## OBJECTIVE
Reproduce the records below in full and word for word, excluding pictures.
►
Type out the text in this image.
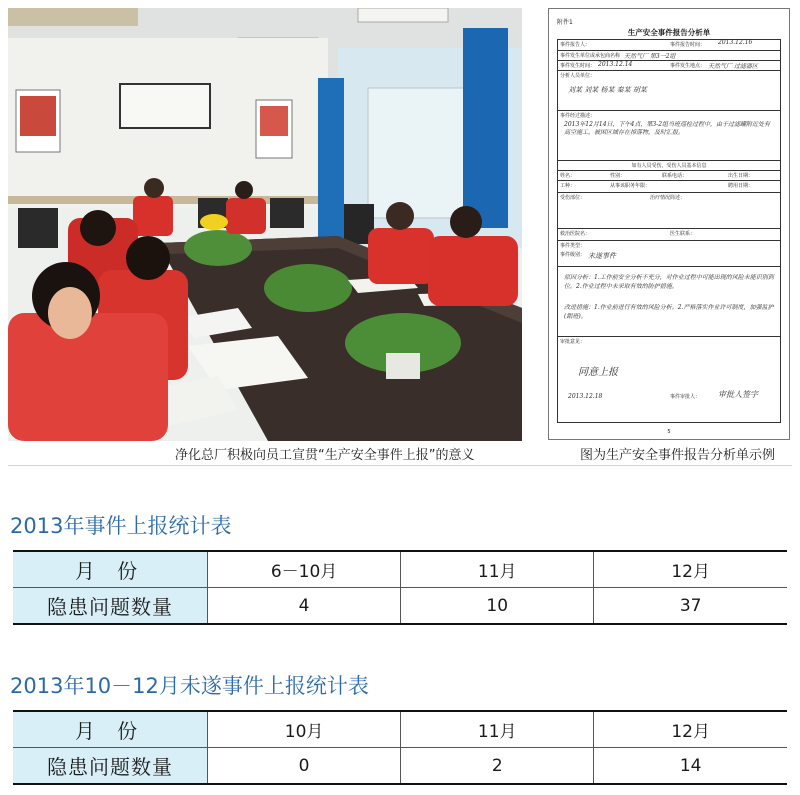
净化总厂积极向员工宣贯“生产安全事件上报”的意义
附件1
生产安全事件报告分析单
事件报告人：	事件报告时间： 2013.12.16
事件发生单位或承包商名称 天然气厂 第3一2组
事件发生时间： 2013.12.14	事件发生地点： 天然气厂 过滤器区
分析人员单位：
刘某 刘某 杨某 秦某 胡某
事件经过描述：
2013年12月14日，下午4点，第3-2组当班巡检过程中，由于过滤罐附近处有高空施工，被困区域存在掉落物，及时汇报。
如有人员受伤，受伤人员基本信息
姓名：	性别：	联系电话：	出生日期：
工种：	从事该职务年限：	聘用日期：
受伤部位：	治疗情况简述：
救治医院名：	医生联系：
事件类型：
事件级别： 未遂事件
原因分析：1.工作前安全分析不充分，对作业过程中可能出现的风险未能识别到位。2.作业过程中未采取有效的防护措施。
改进措施：1.作业前进行有效的风险分析。2.严格落实作业许可制度，加强监护(跟班)。
审批意见：
同意上报
2013.12.18	事件审批人： 审批人签字
5
图为生产安全事件报告分析单示例
2013年事件上报统计表
月 份	6－10月	11月	12月
隐患问题数量	4	10	37
2013年10－12月未遂事件上报统计表
月 份	10月	11月	12月
隐患问题数量	0	2	14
◄
## THE SOLUTION
Type out the text in this image.
净化总厂积极向员工宣贯“生产安全事件上报”的意义
附件1
生产安全事件报告分析单
事件报告人：	事件报告时间： 2013.12.16
事件发生单位或承包商名称 天然气厂 第3一2组
事件发生时间： 2013.12.14	事件发生地点： 天然气厂 过滤器区
分析人员单位：
刘某 刘某 杨某 秦某 胡某
事件经过描述：
2013年12月14日，下午4点，第3-2组当班巡检过程中，由于过滤罐附近处有高空施工，被困区域存在掉落物，及时汇报。
如有人员受伤，受伤人员基本信息
姓名：	性别：	联系电话：	出生日期：
工种：	从事该职务年限：	聘用日期：
受伤部位：	治疗情况简述：
救治医院名：	医生联系：
事件类型：
事件级别： 未遂事件
原因分析：1.工作前安全分析不充分，对作业过程中可能出现的风险未能识别到位。2.作业过程中未采取有效的防护措施。
改进措施：1.作业前进行有效的风险分析。2.严格落实作业许可制度，加强监护(跟班)。
审批意见：
同意上报
2013.12.18	事件审批人： 审批人签字
5
图为生产安全事件报告分析单示例
2013年事件上报统计表
月 份	6－10月	11月	12月
隐患问题数量	4	10	37
2013年10－12月未遂事件上报统计表
月 份	10月	11月	12月
隐患问题数量	0	2	14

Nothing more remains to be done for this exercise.